- **THE RECORDS**
____________________
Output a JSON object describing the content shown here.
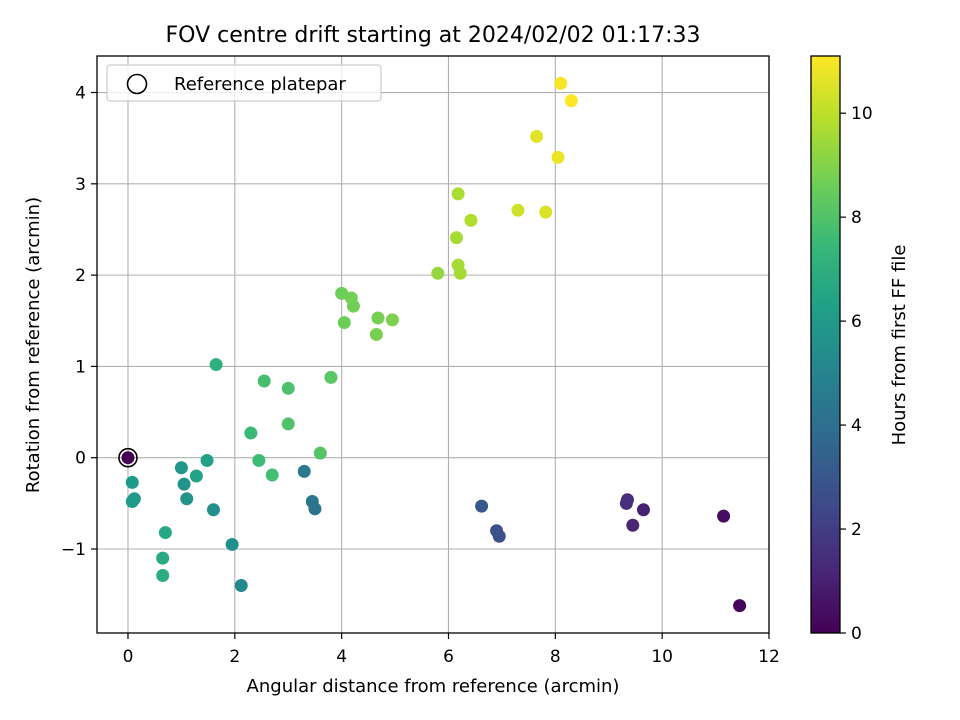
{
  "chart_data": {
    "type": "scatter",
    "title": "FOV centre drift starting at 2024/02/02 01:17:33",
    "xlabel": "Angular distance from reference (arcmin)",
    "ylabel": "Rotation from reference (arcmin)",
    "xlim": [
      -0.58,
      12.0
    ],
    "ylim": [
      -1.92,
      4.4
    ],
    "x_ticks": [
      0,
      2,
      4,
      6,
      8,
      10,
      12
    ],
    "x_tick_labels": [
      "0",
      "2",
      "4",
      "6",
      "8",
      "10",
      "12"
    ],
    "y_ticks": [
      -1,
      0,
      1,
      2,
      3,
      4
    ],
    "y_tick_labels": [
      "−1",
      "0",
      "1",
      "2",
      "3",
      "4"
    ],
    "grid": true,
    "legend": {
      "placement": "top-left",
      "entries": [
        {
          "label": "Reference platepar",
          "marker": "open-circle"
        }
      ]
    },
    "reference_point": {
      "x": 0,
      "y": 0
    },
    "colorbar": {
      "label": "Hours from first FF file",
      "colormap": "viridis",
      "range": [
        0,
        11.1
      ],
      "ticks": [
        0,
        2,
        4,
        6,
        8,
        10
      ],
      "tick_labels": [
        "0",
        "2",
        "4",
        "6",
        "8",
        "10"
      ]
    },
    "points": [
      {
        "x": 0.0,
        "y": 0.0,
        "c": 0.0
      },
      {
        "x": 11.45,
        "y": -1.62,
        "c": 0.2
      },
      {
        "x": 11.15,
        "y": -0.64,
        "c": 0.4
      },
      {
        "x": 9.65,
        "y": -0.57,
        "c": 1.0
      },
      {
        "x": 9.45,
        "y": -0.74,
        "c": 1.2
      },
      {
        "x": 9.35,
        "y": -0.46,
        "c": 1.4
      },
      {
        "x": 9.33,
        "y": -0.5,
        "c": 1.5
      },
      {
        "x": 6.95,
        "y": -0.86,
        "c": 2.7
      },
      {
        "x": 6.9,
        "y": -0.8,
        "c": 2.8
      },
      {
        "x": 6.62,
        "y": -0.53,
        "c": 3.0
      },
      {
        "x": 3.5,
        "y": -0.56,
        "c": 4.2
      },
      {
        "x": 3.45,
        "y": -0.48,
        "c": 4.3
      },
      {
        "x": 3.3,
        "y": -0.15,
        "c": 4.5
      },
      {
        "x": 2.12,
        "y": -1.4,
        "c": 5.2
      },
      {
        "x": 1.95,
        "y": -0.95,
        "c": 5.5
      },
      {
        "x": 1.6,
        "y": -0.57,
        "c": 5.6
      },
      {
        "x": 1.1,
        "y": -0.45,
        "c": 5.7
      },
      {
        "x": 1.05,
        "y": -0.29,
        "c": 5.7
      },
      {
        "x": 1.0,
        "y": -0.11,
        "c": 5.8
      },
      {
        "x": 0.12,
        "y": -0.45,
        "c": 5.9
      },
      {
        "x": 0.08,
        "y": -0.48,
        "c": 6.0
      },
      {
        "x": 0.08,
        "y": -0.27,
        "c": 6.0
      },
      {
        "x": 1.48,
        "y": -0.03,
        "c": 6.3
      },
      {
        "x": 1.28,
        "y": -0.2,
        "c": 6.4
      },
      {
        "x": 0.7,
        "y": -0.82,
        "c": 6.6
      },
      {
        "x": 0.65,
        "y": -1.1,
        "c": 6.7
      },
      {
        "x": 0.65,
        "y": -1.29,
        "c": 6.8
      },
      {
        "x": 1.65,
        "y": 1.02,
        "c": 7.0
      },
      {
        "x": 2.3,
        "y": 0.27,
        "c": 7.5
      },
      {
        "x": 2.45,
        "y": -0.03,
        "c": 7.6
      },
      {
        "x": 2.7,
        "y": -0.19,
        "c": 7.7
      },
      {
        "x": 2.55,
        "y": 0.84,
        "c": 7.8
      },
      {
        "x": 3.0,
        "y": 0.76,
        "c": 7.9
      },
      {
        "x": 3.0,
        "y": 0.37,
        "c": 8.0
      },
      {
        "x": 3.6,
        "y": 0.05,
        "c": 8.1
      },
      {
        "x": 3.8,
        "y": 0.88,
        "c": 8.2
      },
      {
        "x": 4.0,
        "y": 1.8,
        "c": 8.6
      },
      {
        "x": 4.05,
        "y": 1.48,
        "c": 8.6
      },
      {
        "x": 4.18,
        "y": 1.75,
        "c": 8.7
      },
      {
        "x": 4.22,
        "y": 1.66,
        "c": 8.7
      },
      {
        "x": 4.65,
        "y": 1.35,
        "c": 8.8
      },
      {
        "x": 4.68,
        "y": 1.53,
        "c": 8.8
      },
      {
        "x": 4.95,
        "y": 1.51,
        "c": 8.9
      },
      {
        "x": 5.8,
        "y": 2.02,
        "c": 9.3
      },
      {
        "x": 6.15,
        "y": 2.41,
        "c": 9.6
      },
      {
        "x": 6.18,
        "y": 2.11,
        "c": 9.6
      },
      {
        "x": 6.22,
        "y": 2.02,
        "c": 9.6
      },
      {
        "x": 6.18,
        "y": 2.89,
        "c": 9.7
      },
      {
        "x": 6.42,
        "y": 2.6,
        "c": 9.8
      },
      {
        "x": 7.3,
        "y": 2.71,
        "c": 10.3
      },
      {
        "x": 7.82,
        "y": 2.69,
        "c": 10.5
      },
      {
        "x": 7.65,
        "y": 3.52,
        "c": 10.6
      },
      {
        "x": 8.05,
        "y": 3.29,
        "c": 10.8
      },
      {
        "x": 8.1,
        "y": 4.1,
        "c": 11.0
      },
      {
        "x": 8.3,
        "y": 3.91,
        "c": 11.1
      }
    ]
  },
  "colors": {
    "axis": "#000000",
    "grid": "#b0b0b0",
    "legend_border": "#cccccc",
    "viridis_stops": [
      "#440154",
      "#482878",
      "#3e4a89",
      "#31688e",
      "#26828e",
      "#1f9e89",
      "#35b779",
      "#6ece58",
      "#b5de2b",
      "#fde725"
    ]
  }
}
____________________
- **WHAT THE TASK ASKS**
Return the full material word for word. Do not include the pictures.

- **SOLUTION TO THE EXERCISE**
Output a JSON object describing the content shown here.
{
  "chart_data": {
    "type": "scatter",
    "title": "FOV centre drift starting at 2024/02/02 01:17:33",
    "xlabel": "Angular distance from reference (arcmin)",
    "ylabel": "Rotation from reference (arcmin)",
    "xlim": [
      -0.58,
      12.0
    ],
    "ylim": [
      -1.92,
      4.4
    ],
    "x_ticks": [
      0,
      2,
      4,
      6,
      8,
      10,
      12
    ],
    "x_tick_labels": [
      "0",
      "2",
      "4",
      "6",
      "8",
      "10",
      "12"
    ],
    "y_ticks": [
      -1,
      0,
      1,
      2,
      3,
      4
    ],
    "y_tick_labels": [
      "−1",
      "0",
      "1",
      "2",
      "3",
      "4"
    ],
    "grid": true,
    "legend": {
      "placement": "top-left",
      "entries": [
        {
          "label": "Reference platepar",
          "marker": "open-circle"
        }
      ]
    },
    "reference_point": {
      "x": 0,
      "y": 0
    },
    "colorbar": {
      "label": "Hours from first FF file",
      "colormap": "viridis",
      "range": [
        0,
        11.1
      ],
      "ticks": [
        0,
        2,
        4,
        6,
        8,
        10
      ],
      "tick_labels": [
        "0",
        "2",
        "4",
        "6",
        "8",
        "10"
      ]
    },
    "points": [
      {
        "x": 0.0,
        "y": 0.0,
        "c": 0.0
      },
      {
        "x": 11.45,
        "y": -1.62,
        "c": 0.2
      },
      {
        "x": 11.15,
        "y": -0.64,
        "c": 0.4
      },
      {
        "x": 9.65,
        "y": -0.57,
        "c": 1.0
      },
      {
        "x": 9.45,
        "y": -0.74,
        "c": 1.2
      },
      {
        "x": 9.35,
        "y": -0.46,
        "c": 1.4
      },
      {
        "x": 9.33,
        "y": -0.5,
        "c": 1.5
      },
      {
        "x": 6.95,
        "y": -0.86,
        "c": 2.7
      },
      {
        "x": 6.9,
        "y": -0.8,
        "c": 2.8
      },
      {
        "x": 6.62,
        "y": -0.53,
        "c": 3.0
      },
      {
        "x": 3.5,
        "y": -0.56,
        "c": 4.2
      },
      {
        "x": 3.45,
        "y": -0.48,
        "c": 4.3
      },
      {
        "x": 3.3,
        "y": -0.15,
        "c": 4.5
      },
      {
        "x": 2.12,
        "y": -1.4,
        "c": 5.2
      },
      {
        "x": 1.95,
        "y": -0.95,
        "c": 5.5
      },
      {
        "x": 1.6,
        "y": -0.57,
        "c": 5.6
      },
      {
        "x": 1.1,
        "y": -0.45,
        "c": 5.7
      },
      {
        "x": 1.05,
        "y": -0.29,
        "c": 5.7
      },
      {
        "x": 1.0,
        "y": -0.11,
        "c": 5.8
      },
      {
        "x": 0.12,
        "y": -0.45,
        "c": 5.9
      },
      {
        "x": 0.08,
        "y": -0.48,
        "c": 6.0
      },
      {
        "x": 0.08,
        "y": -0.27,
        "c": 6.0
      },
      {
        "x": 1.48,
        "y": -0.03,
        "c": 6.3
      },
      {
        "x": 1.28,
        "y": -0.2,
        "c": 6.4
      },
      {
        "x": 0.7,
        "y": -0.82,
        "c": 6.6
      },
      {
        "x": 0.65,
        "y": -1.1,
        "c": 6.7
      },
      {
        "x": 0.65,
        "y": -1.29,
        "c": 6.8
      },
      {
        "x": 1.65,
        "y": 1.02,
        "c": 7.0
      },
      {
        "x": 2.3,
        "y": 0.27,
        "c": 7.5
      },
      {
        "x": 2.45,
        "y": -0.03,
        "c": 7.6
      },
      {
        "x": 2.7,
        "y": -0.19,
        "c": 7.7
      },
      {
        "x": 2.55,
        "y": 0.84,
        "c": 7.8
      },
      {
        "x": 3.0,
        "y": 0.76,
        "c": 7.9
      },
      {
        "x": 3.0,
        "y": 0.37,
        "c": 8.0
      },
      {
        "x": 3.6,
        "y": 0.05,
        "c": 8.1
      },
      {
        "x": 3.8,
        "y": 0.88,
        "c": 8.2
      },
      {
        "x": 4.0,
        "y": 1.8,
        "c": 8.6
      },
      {
        "x": 4.05,
        "y": 1.48,
        "c": 8.6
      },
      {
        "x": 4.18,
        "y": 1.75,
        "c": 8.7
      },
      {
        "x": 4.22,
        "y": 1.66,
        "c": 8.7
      },
      {
        "x": 4.65,
        "y": 1.35,
        "c": 8.8
      },
      {
        "x": 4.68,
        "y": 1.53,
        "c": 8.8
      },
      {
        "x": 4.95,
        "y": 1.51,
        "c": 8.9
      },
      {
        "x": 5.8,
        "y": 2.02,
        "c": 9.3
      },
      {
        "x": 6.15,
        "y": 2.41,
        "c": 9.6
      },
      {
        "x": 6.18,
        "y": 2.11,
        "c": 9.6
      },
      {
        "x": 6.22,
        "y": 2.02,
        "c": 9.6
      },
      {
        "x": 6.18,
        "y": 2.89,
        "c": 9.7
      },
      {
        "x": 6.42,
        "y": 2.6,
        "c": 9.8
      },
      {
        "x": 7.3,
        "y": 2.71,
        "c": 10.3
      },
      {
        "x": 7.82,
        "y": 2.69,
        "c": 10.5
      },
      {
        "x": 7.65,
        "y": 3.52,
        "c": 10.6
      },
      {
        "x": 8.05,
        "y": 3.29,
        "c": 10.8
      },
      {
        "x": 8.1,
        "y": 4.1,
        "c": 11.0
      },
      {
        "x": 8.3,
        "y": 3.91,
        "c": 11.1
      }
    ]
  },
  "colors": {
    "axis": "#000000",
    "grid": "#b0b0b0",
    "legend_border": "#cccccc",
    "viridis_stops": [
      "#440154",
      "#482878",
      "#3e4a89",
      "#31688e",
      "#26828e",
      "#1f9e89",
      "#35b779",
      "#6ece58",
      "#b5de2b",
      "#fde725"
    ]
  }
}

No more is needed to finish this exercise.